• Exercise aim
Images must not appear in your copy; reproduce every other part of the records exactly.

• Extracted entries

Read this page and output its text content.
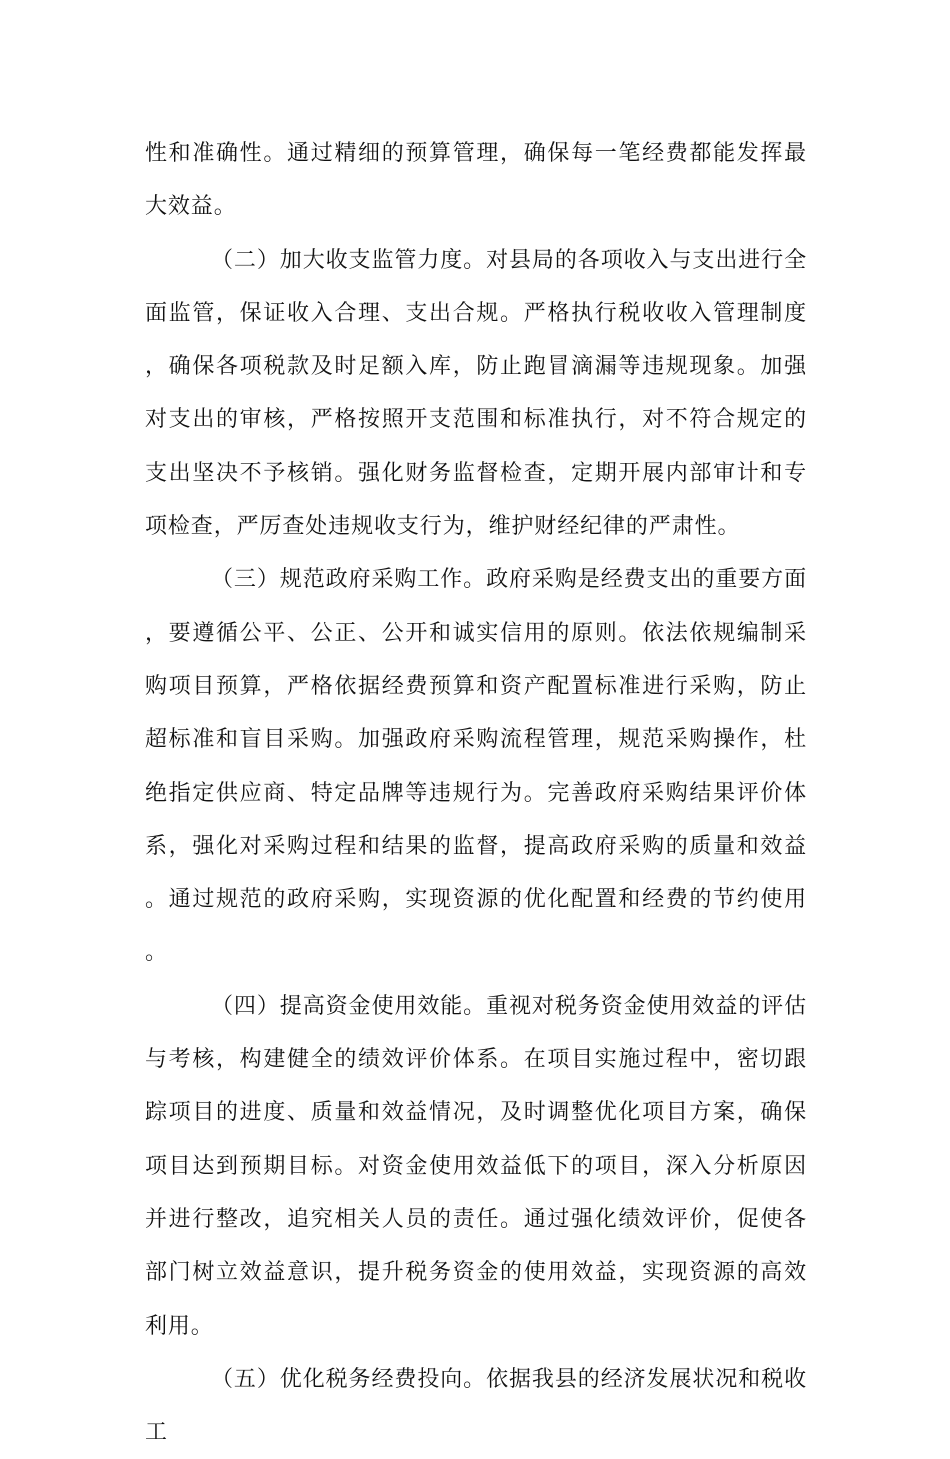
性和准确性。通过精细的预算管理，确保每一笔经费都能发挥最大效益。

（二）加大收支监管力度。对县局的各项收入与支出进行全面监管，保证收入合理、支出合规。严格执行税收收入管理制度，确保各项税款及时足额入库，防止跑冒滴漏等违规现象。加强对支出的审核，严格按照开支范围和标准执行，对不符合规定的支出坚决不予核销。强化财务监督检查，定期开展内部审计和专项检查，严厉查处违规收支行为，维护财经纪律的严肃性。

（三）规范政府采购工作。政府采购是经费支出的重要方面，要遵循公平、公正、公开和诚实信用的原则。依法依规编制采购项目预算，严格依据经费预算和资产配置标准进行采购，防止超标准和盲目采购。加强政府采购流程管理，规范采购操作，杜绝指定供应商、特定品牌等违规行为。完善政府采购结果评价体系，强化对采购过程和结果的监督，提高政府采购的质量和效益。通过规范的政府采购，实现资源的优化配置和经费的节约使用。

（四）提高资金使用效能。重视对税务资金使用效益的评估与考核，构建健全的绩效评价体系。在项目实施过程中，密切跟踪项目的进度、质量和效益情况，及时调整优化项目方案，确保项目达到预期目标。对资金使用效益低下的项目，深入分析原因并进行整改，追究相关人员的责任。通过强化绩效评价，促使各部门树立效益意识，提升税务资金的使用效益，实现资源的高效利用。

（五）优化税务经费投向。依据我县的经济发展状况和税收工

• Written solution
Read this page and output its text content.
性和准确性。通过精细的预算管理，确保每一笔经费都能发挥最大效益。

（二）加大收支监管力度。对县局的各项收入与支出进行全面监管，保证收入合理、支出合规。严格执行税收收入管理制度，确保各项税款及时足额入库，防止跑冒滴漏等违规现象。加强对支出的审核，严格按照开支范围和标准执行，对不符合规定的支出坚决不予核销。强化财务监督检查，定期开展内部审计和专项检查，严厉查处违规收支行为，维护财经纪律的严肃性。

（三）规范政府采购工作。政府采购是经费支出的重要方面，要遵循公平、公正、公开和诚实信用的原则。依法依规编制采购项目预算，严格依据经费预算和资产配置标准进行采购，防止超标准和盲目采购。加强政府采购流程管理，规范采购操作，杜绝指定供应商、特定品牌等违规行为。完善政府采购结果评价体系，强化对采购过程和结果的监督，提高政府采购的质量和效益。通过规范的政府采购，实现资源的优化配置和经费的节约使用。

（四）提高资金使用效能。重视对税务资金使用效益的评估与考核，构建健全的绩效评价体系。在项目实施过程中，密切跟踪项目的进度、质量和效益情况，及时调整优化项目方案，确保项目达到预期目标。对资金使用效益低下的项目，深入分析原因并进行整改，追究相关人员的责任。通过强化绩效评价，促使各部门树立效益意识，提升税务资金的使用效益，实现资源的高效利用。

（五）优化税务经费投向。依据我县的经济发展状况和税收工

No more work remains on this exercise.